··· DATASET CONTENT ···

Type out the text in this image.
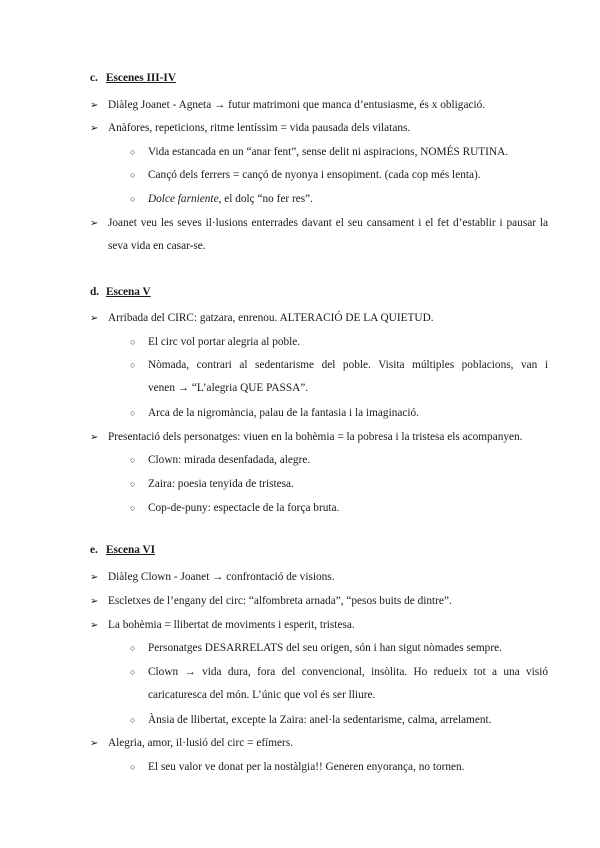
c. Escenes III-IV
➢ Diàleg Joanet - Agneta → futur matrimoni que manca d’entusiasme, és x obligació.
➢ Anàfores, repeticions, ritme lentíssim = vida pausada dels vilatans.
○ Vida estancada en un “anar fent”, sense delit ni aspiracions, NOMÉS RUTINA.
○ Cançó dels ferrers = cançó de nyonya i ensopiment. (cada cop més lenta).
○ Dolce farniente, el dolç “no fer res”.
➢ Joanet veu les seves il·lusions enterrades davant el seu cansament i el fet d’establir i pausar la
seva vida en casar-se.
d. Escena V
➢ Arribada del CIRC: gatzara, enrenou. ALTERACIÓ DE LA QUIETUD.
○ El circ vol portar alegria al poble.
○ Nòmada, contrari al sedentarisme del poble. Visita múltiples poblacions, van i
venen → “L’alegria QUE PASSA”.
○ Arca de la nigromància, palau de la fantasia i la imaginació.
➢ Presentació dels personatges: viuen en la bohèmia = la pobresa i la tristesa els acompanyen.
○ Clown: mirada desenfadada, alegre.
○ Zaira: poesia tenyida de tristesa.
○ Cop-de-puny: espectacle de la força bruta.
e. Escena VI
➢ Diàleg Clown - Joanet → confrontació de visions.
➢ Escletxes de l’engany del circ: “alfombreta arnada”, “pesos buits de dintre”.
➢ La bohèmia = llibertat de moviments i esperit, tristesa.
○ Personatges DESARRELATS del seu origen, són i han sigut nòmades sempre.
○ Clown → vida dura, fora del convencional, insòlita. Ho redueix tot a una visió
caricaturesca del món. L’únic que vol és ser lliure.
○ Ànsia de llibertat, excepte la Zaira: anel·la sedentarisme, calma, arrelament.
➢ Alegria, amor, il·lusió del circ = efímers.
○ El seu valor ve donat per la nostàlgia!! Generen enyorança, no tornen.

···

*WHAT IS ASKED*
Produce an exact copy of each line of data, skipping embedded images.

*TASK ANSWER*
Type out the text in this image.
c. Escenes III-IV
➢ Diàleg Joanet - Agneta → futur matrimoni que manca d’entusiasme, és x obligació.
➢ Anàfores, repeticions, ritme lentíssim = vida pausada dels vilatans.
○ Vida estancada en un “anar fent”, sense delit ni aspiracions, NOMÉS RUTINA.
○ Cançó dels ferrers = cançó de nyonya i ensopiment. (cada cop més lenta).
○ Dolce farniente, el dolç “no fer res”.
➢ Joanet veu les seves il·lusions enterrades davant el seu cansament i el fet d’establir i pausar la
seva vida en casar-se.
d. Escena V
➢ Arribada del CIRC: gatzara, enrenou. ALTERACIÓ DE LA QUIETUD.
○ El circ vol portar alegria al poble.
○ Nòmada, contrari al sedentarisme del poble. Visita múltiples poblacions, van i
venen → “L’alegria QUE PASSA”.
○ Arca de la nigromància, palau de la fantasia i la imaginació.
➢ Presentació dels personatges: viuen en la bohèmia = la pobresa i la tristesa els acompanyen.
○ Clown: mirada desenfadada, alegre.
○ Zaira: poesia tenyida de tristesa.
○ Cop-de-puny: espectacle de la força bruta.
e. Escena VI
➢ Diàleg Clown - Joanet → confrontació de visions.
➢ Escletxes de l’engany del circ: “alfombreta arnada”, “pesos buits de dintre”.
➢ La bohèmia = llibertat de moviments i esperit, tristesa.
○ Personatges DESARRELATS del seu origen, són i han sigut nòmades sempre.
○ Clown → vida dura, fora del convencional, insòlita. Ho redueix tot a una visió
caricaturesca del món. L’únic que vol és ser lliure.
○ Ànsia de llibertat, excepte la Zaira: anel·la sedentarisme, calma, arrelament.
➢ Alegria, amor, il·lusió del circ = efímers.
○ El seu valor ve donat per la nostàlgia!! Generen enyorança, no tornen.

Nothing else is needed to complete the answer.